## Goal of the exercise
Search the material below for the string "thành" and extract each line that has it.

[Begin Given entries]

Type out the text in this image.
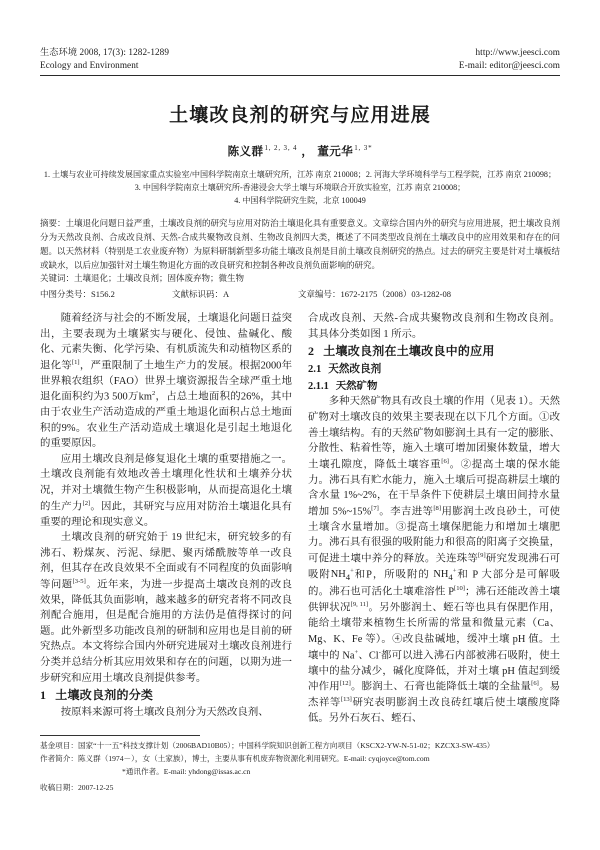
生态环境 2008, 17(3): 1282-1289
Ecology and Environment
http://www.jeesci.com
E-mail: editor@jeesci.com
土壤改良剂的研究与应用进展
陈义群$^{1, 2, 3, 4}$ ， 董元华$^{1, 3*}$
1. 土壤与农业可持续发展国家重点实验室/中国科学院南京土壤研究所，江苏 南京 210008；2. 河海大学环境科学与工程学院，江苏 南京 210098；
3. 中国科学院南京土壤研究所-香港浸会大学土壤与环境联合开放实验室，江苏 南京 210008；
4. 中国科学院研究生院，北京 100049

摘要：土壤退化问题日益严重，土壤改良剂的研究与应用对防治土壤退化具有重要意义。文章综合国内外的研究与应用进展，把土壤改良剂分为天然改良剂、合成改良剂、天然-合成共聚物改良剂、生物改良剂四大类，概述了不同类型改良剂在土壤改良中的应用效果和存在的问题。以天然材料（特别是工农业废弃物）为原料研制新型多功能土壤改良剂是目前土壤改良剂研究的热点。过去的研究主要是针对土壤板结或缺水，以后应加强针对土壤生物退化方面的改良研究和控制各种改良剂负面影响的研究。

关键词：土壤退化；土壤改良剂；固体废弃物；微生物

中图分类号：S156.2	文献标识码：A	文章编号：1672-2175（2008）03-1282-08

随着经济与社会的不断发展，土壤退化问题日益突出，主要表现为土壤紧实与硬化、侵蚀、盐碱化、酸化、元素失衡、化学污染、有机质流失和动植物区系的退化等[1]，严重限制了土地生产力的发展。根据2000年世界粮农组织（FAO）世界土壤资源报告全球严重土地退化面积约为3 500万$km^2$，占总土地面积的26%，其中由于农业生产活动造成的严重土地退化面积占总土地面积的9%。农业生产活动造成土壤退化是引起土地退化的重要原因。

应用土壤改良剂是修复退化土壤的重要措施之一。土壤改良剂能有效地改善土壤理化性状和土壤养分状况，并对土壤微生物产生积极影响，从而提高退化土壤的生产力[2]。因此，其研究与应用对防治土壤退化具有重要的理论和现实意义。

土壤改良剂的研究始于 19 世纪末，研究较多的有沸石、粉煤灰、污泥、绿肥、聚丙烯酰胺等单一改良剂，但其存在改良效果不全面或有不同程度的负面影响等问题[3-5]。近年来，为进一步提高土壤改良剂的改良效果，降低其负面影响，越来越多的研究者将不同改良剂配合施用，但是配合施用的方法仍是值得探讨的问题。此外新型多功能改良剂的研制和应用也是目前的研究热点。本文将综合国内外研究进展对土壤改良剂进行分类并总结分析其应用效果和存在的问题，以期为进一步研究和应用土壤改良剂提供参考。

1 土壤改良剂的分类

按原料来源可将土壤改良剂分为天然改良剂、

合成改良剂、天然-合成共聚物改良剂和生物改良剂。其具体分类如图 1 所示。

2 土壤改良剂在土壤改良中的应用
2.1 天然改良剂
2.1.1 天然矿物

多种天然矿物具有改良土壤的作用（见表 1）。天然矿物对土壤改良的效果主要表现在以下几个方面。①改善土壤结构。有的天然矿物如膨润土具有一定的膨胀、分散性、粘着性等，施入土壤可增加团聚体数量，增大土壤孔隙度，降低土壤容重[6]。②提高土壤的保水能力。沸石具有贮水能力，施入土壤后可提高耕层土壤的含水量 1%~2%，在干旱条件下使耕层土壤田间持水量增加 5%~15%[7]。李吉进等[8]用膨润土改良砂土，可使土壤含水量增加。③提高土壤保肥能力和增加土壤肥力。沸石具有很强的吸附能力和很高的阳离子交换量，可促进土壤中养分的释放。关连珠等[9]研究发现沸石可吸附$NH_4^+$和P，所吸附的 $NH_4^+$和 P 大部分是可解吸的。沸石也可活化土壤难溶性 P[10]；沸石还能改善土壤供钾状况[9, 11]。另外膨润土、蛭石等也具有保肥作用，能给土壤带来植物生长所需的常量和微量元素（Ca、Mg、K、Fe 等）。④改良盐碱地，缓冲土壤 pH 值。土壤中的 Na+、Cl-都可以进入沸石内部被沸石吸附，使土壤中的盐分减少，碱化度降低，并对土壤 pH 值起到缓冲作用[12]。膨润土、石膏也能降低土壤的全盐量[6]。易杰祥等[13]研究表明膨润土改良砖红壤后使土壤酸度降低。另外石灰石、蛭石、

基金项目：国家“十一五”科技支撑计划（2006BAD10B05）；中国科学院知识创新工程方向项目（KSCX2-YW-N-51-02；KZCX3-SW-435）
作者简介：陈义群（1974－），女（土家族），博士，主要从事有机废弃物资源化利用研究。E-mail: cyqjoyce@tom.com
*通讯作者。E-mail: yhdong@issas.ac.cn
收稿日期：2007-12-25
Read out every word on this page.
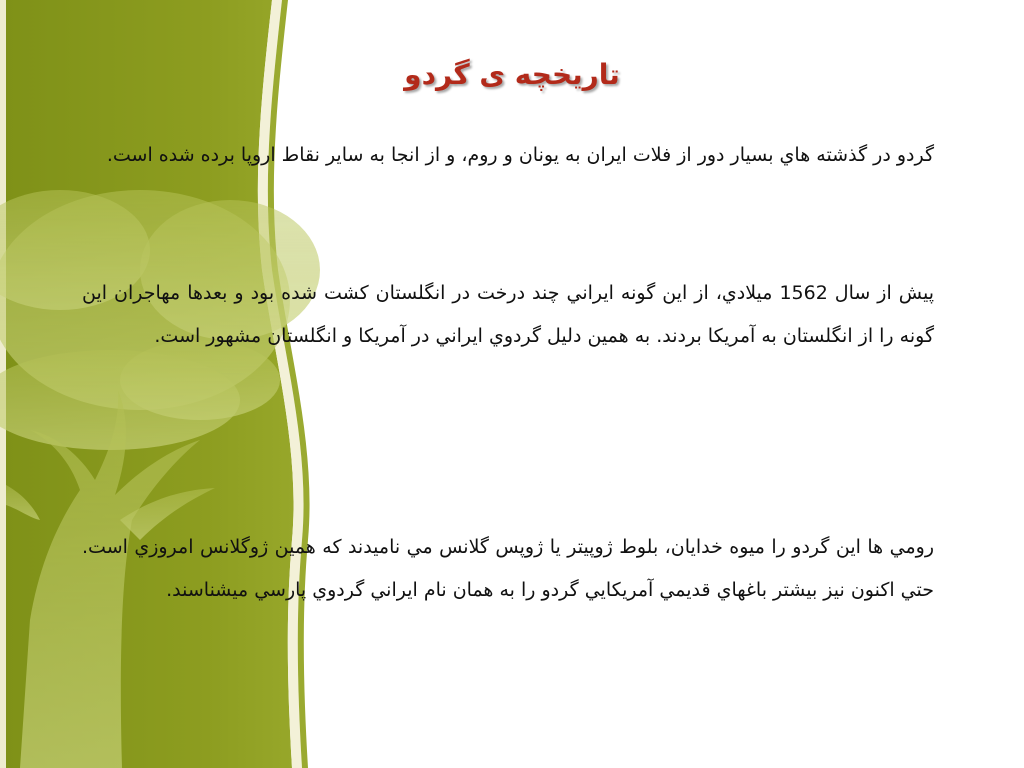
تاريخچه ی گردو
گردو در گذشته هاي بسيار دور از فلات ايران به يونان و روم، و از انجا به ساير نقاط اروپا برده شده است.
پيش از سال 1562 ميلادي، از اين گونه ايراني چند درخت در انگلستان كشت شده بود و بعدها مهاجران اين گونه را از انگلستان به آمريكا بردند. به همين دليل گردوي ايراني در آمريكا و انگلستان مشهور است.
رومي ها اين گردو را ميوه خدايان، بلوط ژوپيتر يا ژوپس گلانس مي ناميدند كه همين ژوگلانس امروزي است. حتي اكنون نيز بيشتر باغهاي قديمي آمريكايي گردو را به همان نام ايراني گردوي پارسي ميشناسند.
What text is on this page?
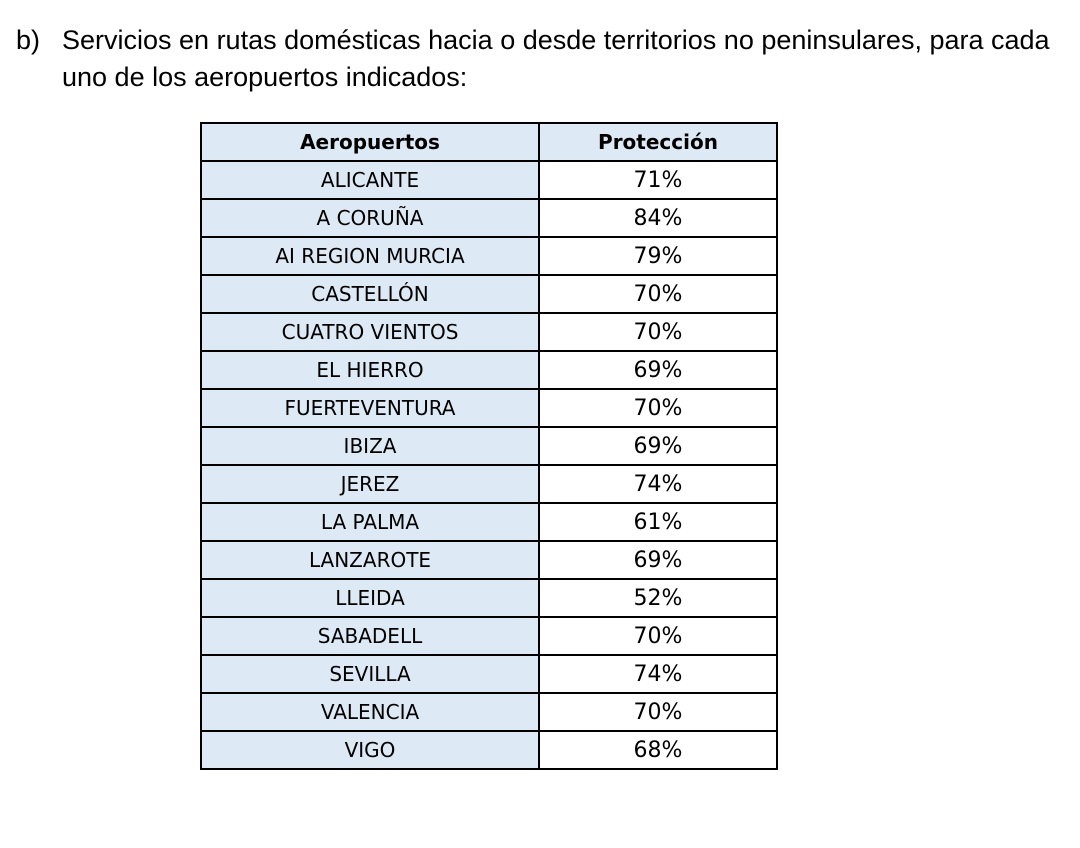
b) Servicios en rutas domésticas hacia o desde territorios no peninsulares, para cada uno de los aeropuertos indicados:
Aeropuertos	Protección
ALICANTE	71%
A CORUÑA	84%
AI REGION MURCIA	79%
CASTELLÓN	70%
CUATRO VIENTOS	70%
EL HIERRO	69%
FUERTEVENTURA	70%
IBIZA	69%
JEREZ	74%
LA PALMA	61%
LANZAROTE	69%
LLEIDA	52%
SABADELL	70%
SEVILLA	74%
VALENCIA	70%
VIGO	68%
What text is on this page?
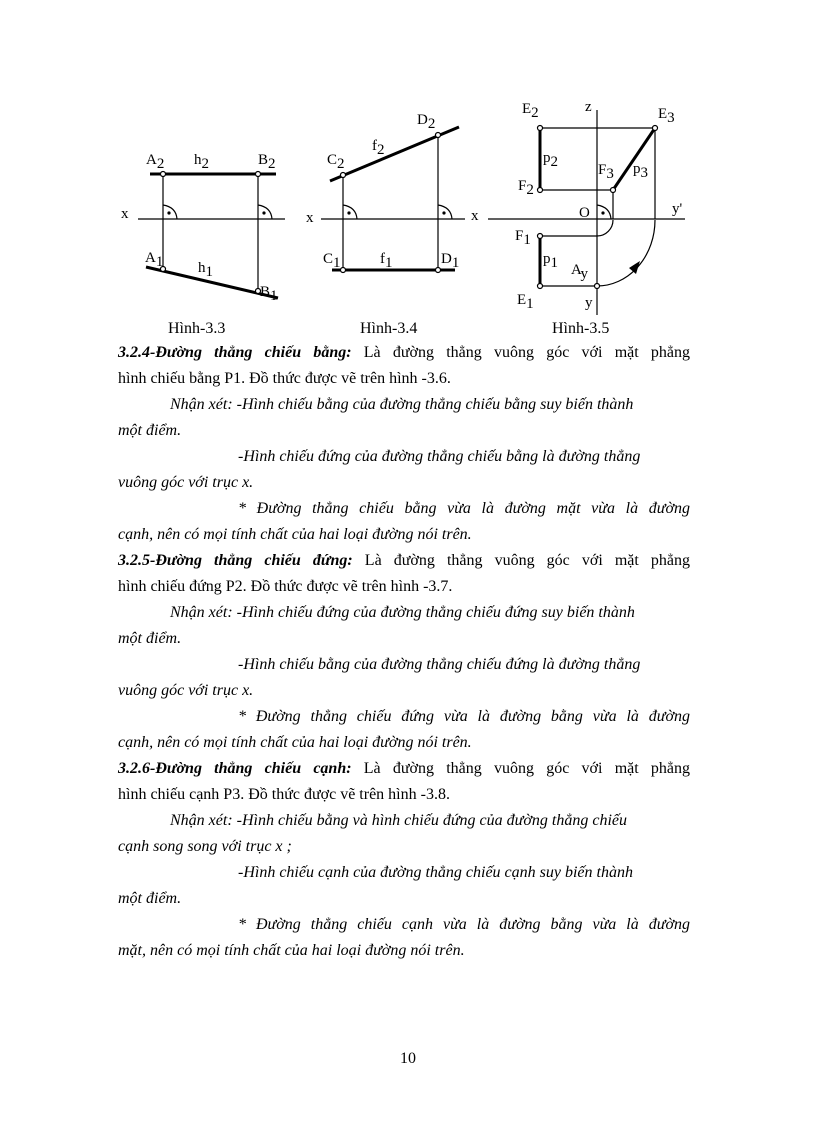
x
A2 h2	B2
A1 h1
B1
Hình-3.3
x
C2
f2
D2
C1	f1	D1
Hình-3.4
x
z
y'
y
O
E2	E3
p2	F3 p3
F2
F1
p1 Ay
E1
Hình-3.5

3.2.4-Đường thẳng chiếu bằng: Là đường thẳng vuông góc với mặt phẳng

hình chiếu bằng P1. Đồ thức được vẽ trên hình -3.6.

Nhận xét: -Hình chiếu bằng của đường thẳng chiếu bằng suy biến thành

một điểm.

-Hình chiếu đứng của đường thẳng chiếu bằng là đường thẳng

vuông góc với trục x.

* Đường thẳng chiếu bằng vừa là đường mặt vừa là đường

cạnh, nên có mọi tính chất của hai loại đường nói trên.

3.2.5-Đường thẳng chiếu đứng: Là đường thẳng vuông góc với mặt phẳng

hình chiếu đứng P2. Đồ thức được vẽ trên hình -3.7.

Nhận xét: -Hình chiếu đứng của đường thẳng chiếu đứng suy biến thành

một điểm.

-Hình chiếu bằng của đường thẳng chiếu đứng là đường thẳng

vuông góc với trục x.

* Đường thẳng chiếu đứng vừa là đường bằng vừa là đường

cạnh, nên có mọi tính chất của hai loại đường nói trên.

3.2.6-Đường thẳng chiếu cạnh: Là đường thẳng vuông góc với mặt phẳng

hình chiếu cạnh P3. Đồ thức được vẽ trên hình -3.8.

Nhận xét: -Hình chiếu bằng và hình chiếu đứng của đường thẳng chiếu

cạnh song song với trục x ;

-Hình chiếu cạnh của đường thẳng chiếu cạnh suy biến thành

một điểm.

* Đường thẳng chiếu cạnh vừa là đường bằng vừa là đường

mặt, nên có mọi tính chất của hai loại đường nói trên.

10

[End Given entries]

## Complete output
Nhận xét: -Hình chiếu bằng của đường thẳng chiếu bằng suy biến thành
Nhận xét: -Hình chiếu đứng của đường thẳng chiếu đứng suy biến thành
-Hình chiếu cạnh của đường thẳng chiếu cạnh suy biến thành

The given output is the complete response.